**Extracted entries**
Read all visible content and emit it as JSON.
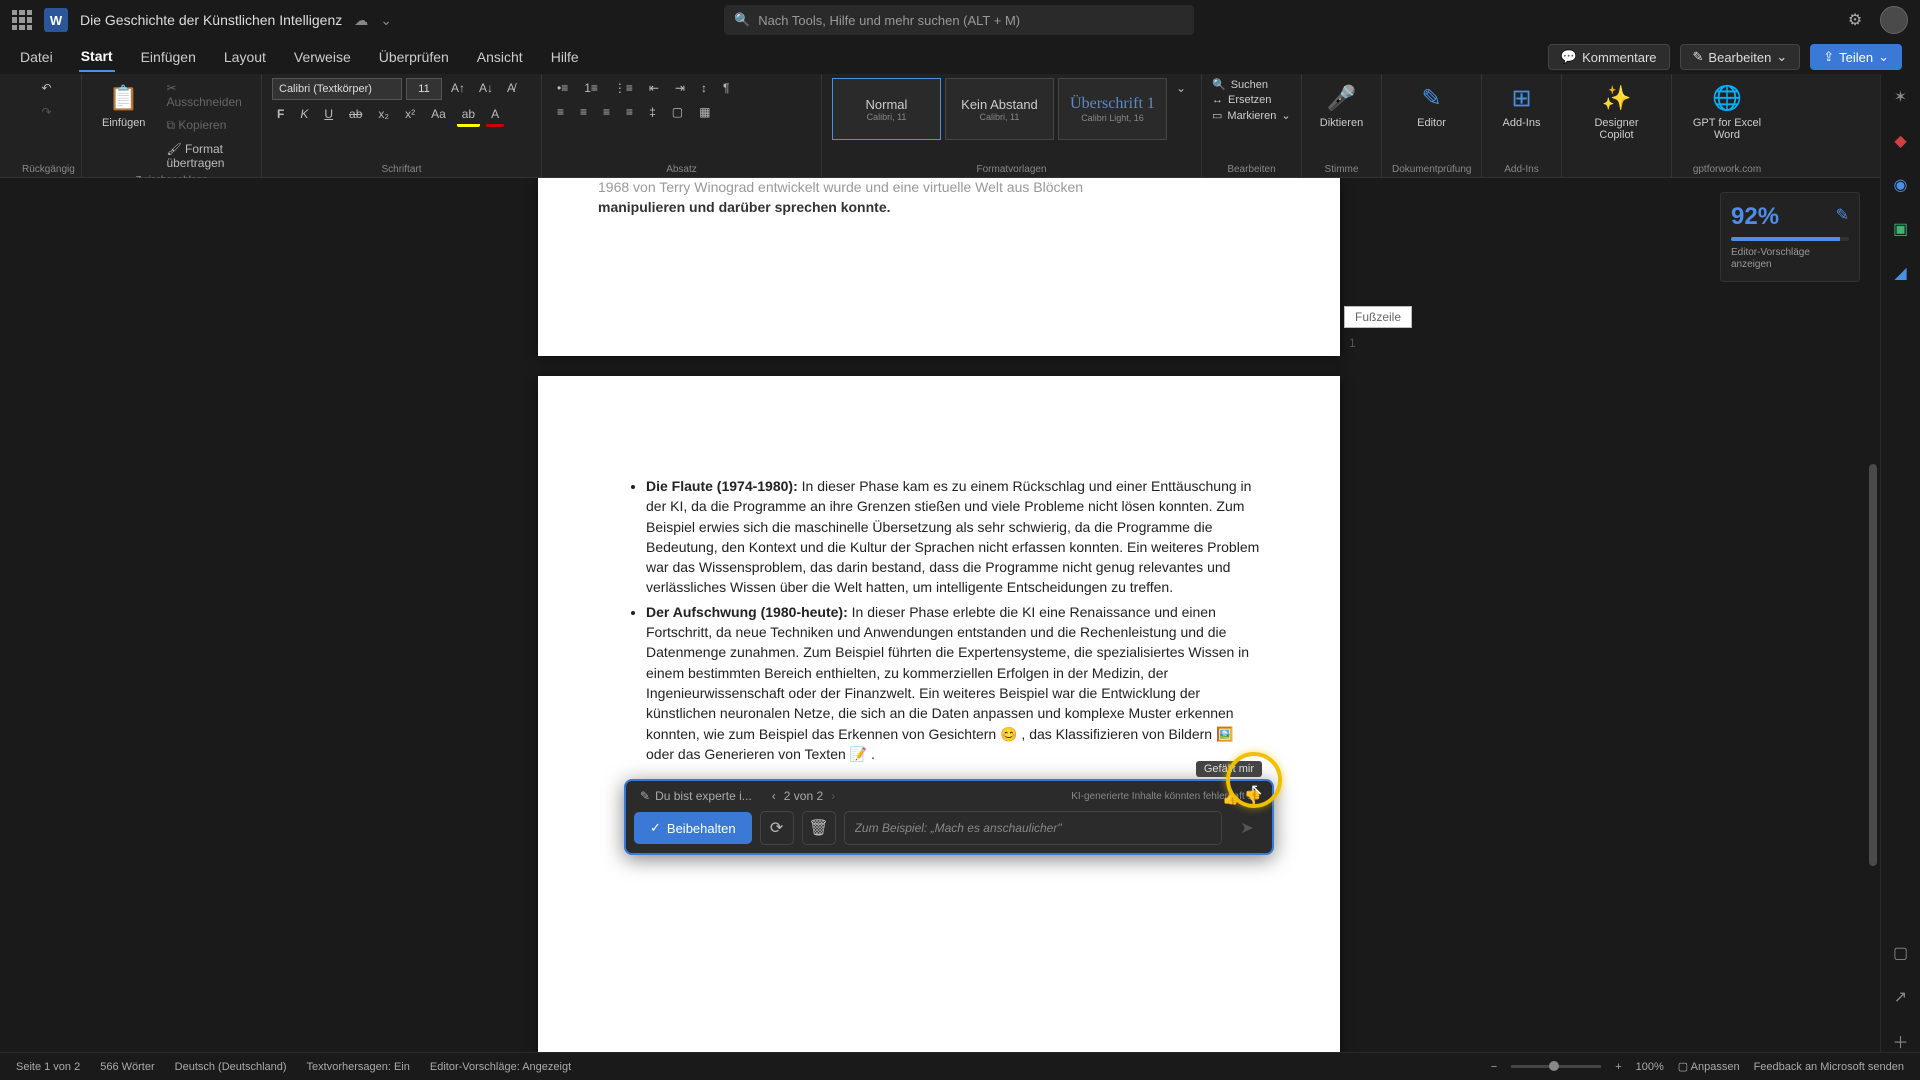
{
  "titlebar": {
    "doc_title": "Die Geschichte der Künstlichen Intelligenz",
    "search_placeholder": "Nach Tools, Hilfe und mehr suchen (ALT + M)"
  },
  "tabs": {
    "items": [
      "Datei",
      "Start",
      "Einfügen",
      "Layout",
      "Verweise",
      "Überprüfen",
      "Ansicht",
      "Hilfe"
    ],
    "active_index": 1,
    "comments": "Kommentare",
    "edit": "Bearbeiten",
    "share": "Teilen"
  },
  "ribbon": {
    "undo_label": "Rückgängig",
    "clipboard": {
      "paste": "Einfügen",
      "cut": "Ausschneiden",
      "copy": "Kopieren",
      "format_painter": "Format übertragen",
      "group": "Zwischenablage"
    },
    "font": {
      "name": "Calibri (Textkörper)",
      "size": "11",
      "group": "Schriftart"
    },
    "paragraph": {
      "group": "Absatz"
    },
    "styles": {
      "items": [
        {
          "name": "Normal",
          "sub": "Calibri, 11"
        },
        {
          "name": "Kein Abstand",
          "sub": "Calibri, 11"
        },
        {
          "name": "Überschrift 1",
          "sub": "Calibri Light, 16"
        }
      ],
      "group": "Formatvorlagen"
    },
    "editing": {
      "find": "Suchen",
      "replace": "Ersetzen",
      "select": "Markieren",
      "group": "Bearbeiten"
    },
    "dictate": {
      "label": "Diktieren",
      "group": "Stimme"
    },
    "editor": {
      "label": "Editor",
      "group": "Dokumentprüfung"
    },
    "addins": {
      "label": "Add-Ins",
      "group": "Add-Ins"
    },
    "designer": {
      "label": "Designer Copilot"
    },
    "gpt": {
      "label": "GPT for Excel Word",
      "group": "gptforwork.com"
    }
  },
  "document": {
    "page1_fragment": "manipulieren und darüber sprechen konnte.",
    "page1_line_above": "1968 von Terry Winograd entwickelt wurde und eine virtuelle Welt aus Blöcken",
    "footer_label": "Fußzeile",
    "page1_number": "1",
    "bullets": [
      {
        "title": "Die Flaute (1974-1980):",
        "body": " In dieser Phase kam es zu einem Rückschlag und einer Enttäuschung in der KI, da die Programme an ihre Grenzen stießen und viele Probleme nicht lösen konnten. Zum Beispiel erwies sich die maschinelle Übersetzung als sehr schwierig, da die Programme die Bedeutung, den Kontext und die Kultur der Sprachen nicht erfassen konnten. Ein weiteres Problem war das Wissensproblem, das darin bestand, dass die Programme nicht genug relevantes und verlässliches Wissen über die Welt hatten, um intelligente Entscheidungen zu treffen."
      },
      {
        "title": "Der Aufschwung (1980-heute):",
        "body_part1": " In dieser Phase erlebte die KI eine Renaissance und einen Fortschritt, da neue Techniken und Anwendungen entstanden und die Rechenleistung und die Datenmenge zunahmen. Zum Beispiel führten die Expertensysteme, die spezialisiertes Wissen in einem bestimmten Bereich enthielten, zu kommerziellen Erfolgen in der Medizin, der Ingenieurwissenschaft oder der Finanzwelt. Ein weiteres Beispiel war die Entwicklung der künstlichen neuronalen Netze, die sich an die Daten anpassen und komplexe Muster erkennen konnten, wie zum Beispiel das Erkennen von Gesichtern ",
        "emoji1": "😊",
        "body_part2": " , das Klassifizieren von Bildern ",
        "emoji2": "🖼️",
        "body_part3": " oder das Generieren von Texten ",
        "emoji3": "📝",
        "body_part4": " ."
      }
    ]
  },
  "copilot": {
    "prompt_preview": "Du bist experte i...",
    "counter": "2 von 2",
    "disclaimer": "KI-generierte Inhalte könnten fehlerhaft se",
    "tooltip": "Gefällt mir",
    "keep": "Beibehalten",
    "input_placeholder": "Zum Beispiel: „Mach es anschaulicher\""
  },
  "score": {
    "value": "92%",
    "label": "Editor-Vorschläge anzeigen"
  },
  "statusbar": {
    "page": "Seite 1 von 2",
    "words": "566 Wörter",
    "lang": "Deutsch (Deutschland)",
    "predictions": "Textvorhersagen: Ein",
    "editor_sugg": "Editor-Vorschläge: Angezeigt",
    "zoom": "100%",
    "fit": "Anpassen",
    "feedback": "Feedback an Microsoft senden"
  }
}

**Requirement**
Look through the data above. Copy every line with the string "group" in it.

**Correct response**
      "group": "Zwischenablage"
      "group": "Schriftart"
      "group": "Absatz"
      "group": "Formatvorlagen"
      "group": "Bearbeiten"
      "group": "Stimme"
      "group": "Dokumentprüfung"
      "group": "Add-Ins"
      "group": "gptforwork.com"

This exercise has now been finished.